* INPUT FOR THIS TASK *
-- begin --

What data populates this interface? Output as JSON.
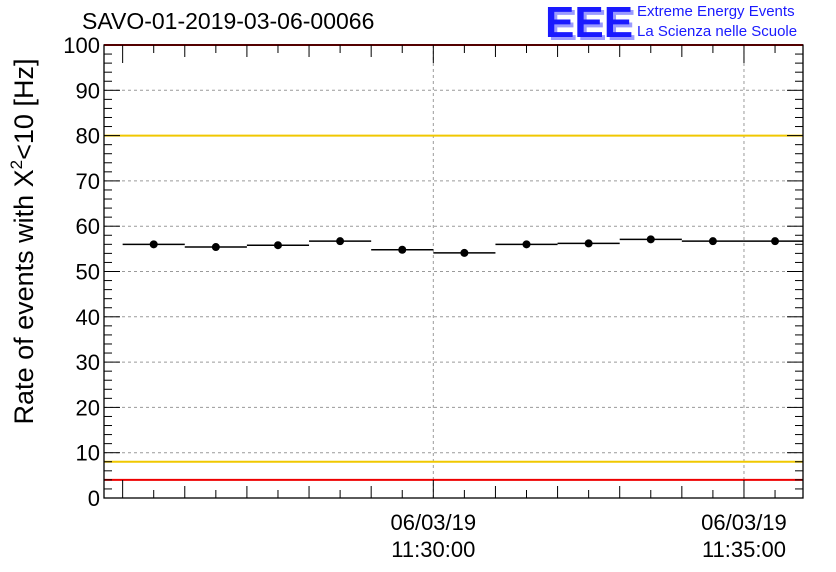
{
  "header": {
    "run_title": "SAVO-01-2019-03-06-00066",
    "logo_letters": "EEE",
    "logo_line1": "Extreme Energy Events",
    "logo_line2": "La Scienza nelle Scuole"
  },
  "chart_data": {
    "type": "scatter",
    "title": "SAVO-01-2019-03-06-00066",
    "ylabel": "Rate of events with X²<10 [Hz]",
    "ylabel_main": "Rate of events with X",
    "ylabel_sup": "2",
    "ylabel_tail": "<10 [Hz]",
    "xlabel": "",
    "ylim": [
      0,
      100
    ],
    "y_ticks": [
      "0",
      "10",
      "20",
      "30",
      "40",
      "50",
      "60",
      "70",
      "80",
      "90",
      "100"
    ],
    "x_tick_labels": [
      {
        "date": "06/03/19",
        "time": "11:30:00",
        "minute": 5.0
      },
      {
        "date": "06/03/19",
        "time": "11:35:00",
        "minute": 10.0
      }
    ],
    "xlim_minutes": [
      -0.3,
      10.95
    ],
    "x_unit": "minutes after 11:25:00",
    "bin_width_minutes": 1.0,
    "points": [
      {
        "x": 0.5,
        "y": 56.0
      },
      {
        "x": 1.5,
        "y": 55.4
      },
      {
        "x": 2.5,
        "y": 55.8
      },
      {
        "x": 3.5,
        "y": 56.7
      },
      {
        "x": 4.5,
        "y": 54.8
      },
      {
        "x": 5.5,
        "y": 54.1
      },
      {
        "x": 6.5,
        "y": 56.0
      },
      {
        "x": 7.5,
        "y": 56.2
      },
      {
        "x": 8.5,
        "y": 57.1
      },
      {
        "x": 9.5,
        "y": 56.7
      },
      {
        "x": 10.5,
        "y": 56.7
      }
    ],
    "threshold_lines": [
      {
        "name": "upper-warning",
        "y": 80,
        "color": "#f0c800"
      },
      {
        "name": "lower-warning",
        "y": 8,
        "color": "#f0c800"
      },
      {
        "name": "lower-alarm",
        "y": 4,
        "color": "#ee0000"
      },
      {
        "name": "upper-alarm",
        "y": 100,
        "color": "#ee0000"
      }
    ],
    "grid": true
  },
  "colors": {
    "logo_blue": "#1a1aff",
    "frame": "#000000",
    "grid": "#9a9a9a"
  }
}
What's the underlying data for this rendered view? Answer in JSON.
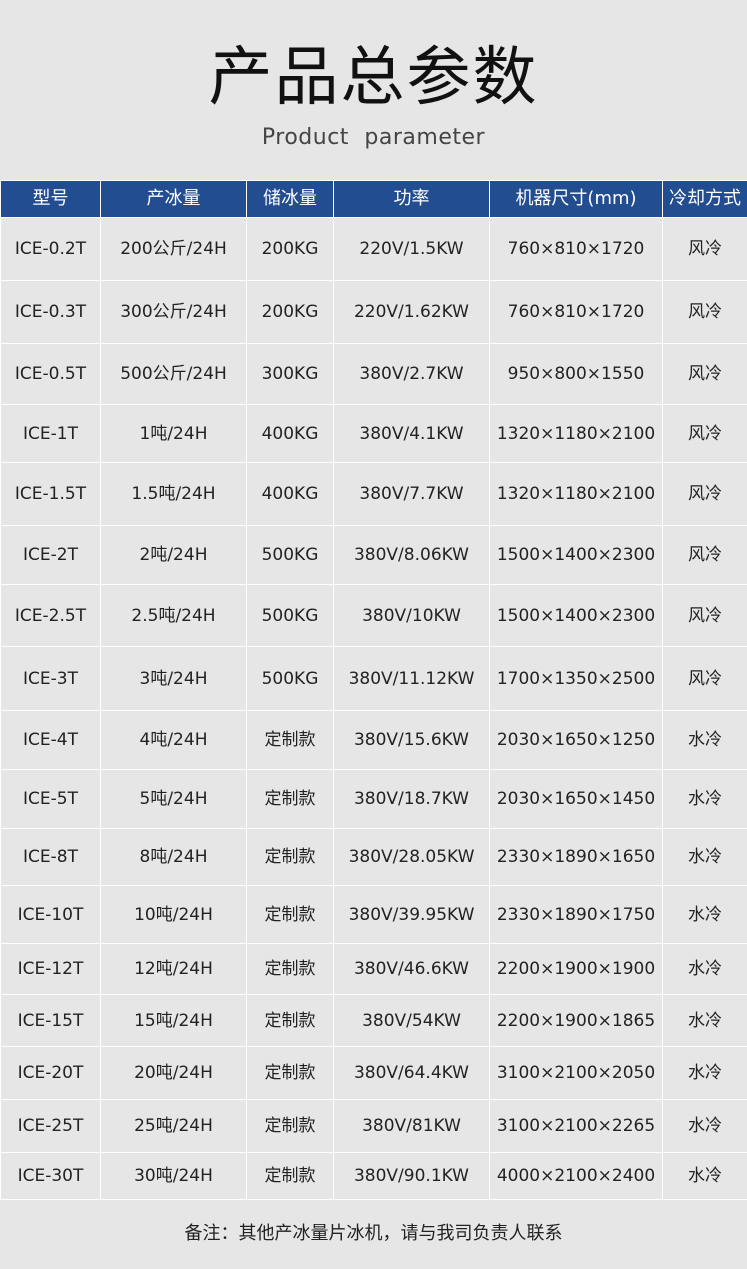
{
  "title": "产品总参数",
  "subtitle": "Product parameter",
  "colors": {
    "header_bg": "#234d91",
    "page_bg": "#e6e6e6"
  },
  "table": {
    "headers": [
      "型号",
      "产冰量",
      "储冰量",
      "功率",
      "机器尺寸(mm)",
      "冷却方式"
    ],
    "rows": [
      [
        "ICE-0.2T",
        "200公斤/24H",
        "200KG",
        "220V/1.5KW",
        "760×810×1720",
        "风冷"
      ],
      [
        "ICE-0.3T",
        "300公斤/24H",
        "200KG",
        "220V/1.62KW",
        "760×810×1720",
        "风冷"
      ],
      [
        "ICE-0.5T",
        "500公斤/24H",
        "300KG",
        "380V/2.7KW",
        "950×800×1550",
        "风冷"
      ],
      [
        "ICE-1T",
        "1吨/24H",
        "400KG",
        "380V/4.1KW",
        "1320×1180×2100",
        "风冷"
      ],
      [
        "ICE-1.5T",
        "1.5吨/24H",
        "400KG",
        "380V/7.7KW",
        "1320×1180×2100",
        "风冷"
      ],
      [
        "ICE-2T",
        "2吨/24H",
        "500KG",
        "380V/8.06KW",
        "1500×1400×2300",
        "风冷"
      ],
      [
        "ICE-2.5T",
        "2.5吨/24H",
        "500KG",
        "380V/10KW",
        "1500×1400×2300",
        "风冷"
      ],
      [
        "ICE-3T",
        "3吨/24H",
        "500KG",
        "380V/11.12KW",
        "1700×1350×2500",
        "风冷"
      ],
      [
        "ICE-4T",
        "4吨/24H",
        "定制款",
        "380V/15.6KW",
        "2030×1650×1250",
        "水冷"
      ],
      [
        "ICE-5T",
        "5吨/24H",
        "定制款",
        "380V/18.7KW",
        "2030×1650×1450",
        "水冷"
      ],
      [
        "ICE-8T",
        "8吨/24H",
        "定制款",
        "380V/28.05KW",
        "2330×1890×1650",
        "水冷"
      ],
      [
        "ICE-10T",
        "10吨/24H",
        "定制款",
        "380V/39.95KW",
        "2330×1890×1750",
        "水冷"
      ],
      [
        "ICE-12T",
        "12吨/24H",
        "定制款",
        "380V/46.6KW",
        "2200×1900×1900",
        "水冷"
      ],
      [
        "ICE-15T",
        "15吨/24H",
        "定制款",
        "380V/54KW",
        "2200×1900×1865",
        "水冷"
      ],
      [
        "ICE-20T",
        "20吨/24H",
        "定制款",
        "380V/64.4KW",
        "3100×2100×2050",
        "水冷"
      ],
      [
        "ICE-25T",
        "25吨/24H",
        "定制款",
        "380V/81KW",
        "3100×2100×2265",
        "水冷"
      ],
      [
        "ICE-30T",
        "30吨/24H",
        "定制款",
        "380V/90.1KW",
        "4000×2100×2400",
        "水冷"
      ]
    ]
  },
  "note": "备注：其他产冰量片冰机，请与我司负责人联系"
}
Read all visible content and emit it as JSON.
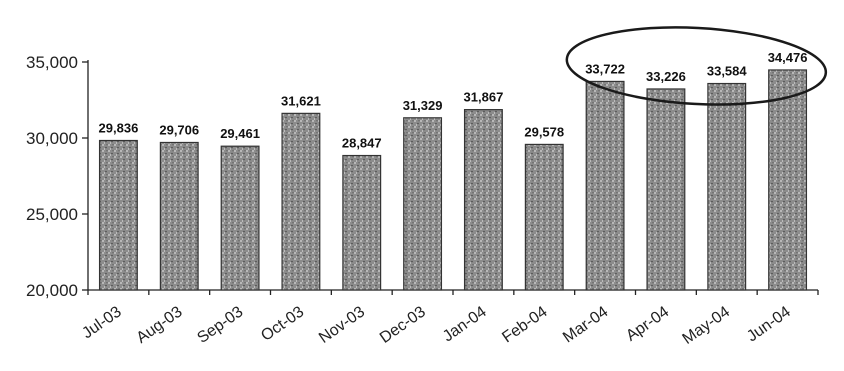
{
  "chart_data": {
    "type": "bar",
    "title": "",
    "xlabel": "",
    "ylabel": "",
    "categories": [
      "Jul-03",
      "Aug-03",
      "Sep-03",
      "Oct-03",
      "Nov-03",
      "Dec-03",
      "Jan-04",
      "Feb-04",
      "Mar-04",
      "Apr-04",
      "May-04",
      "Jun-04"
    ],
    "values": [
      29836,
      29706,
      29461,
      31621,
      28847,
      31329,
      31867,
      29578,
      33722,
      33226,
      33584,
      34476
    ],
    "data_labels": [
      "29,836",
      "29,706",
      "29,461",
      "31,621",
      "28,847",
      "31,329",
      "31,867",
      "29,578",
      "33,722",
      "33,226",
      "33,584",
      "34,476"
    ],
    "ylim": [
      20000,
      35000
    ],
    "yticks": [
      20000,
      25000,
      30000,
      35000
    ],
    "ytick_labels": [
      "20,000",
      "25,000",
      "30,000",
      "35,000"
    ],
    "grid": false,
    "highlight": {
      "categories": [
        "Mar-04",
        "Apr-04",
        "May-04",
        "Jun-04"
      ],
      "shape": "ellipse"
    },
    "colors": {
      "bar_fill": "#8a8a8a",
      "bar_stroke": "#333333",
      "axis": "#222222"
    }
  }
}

-- end --

* TASK *
How many lines in the listing above contain the string "Rate"? Answer with the number only.

* RESPONSE *
2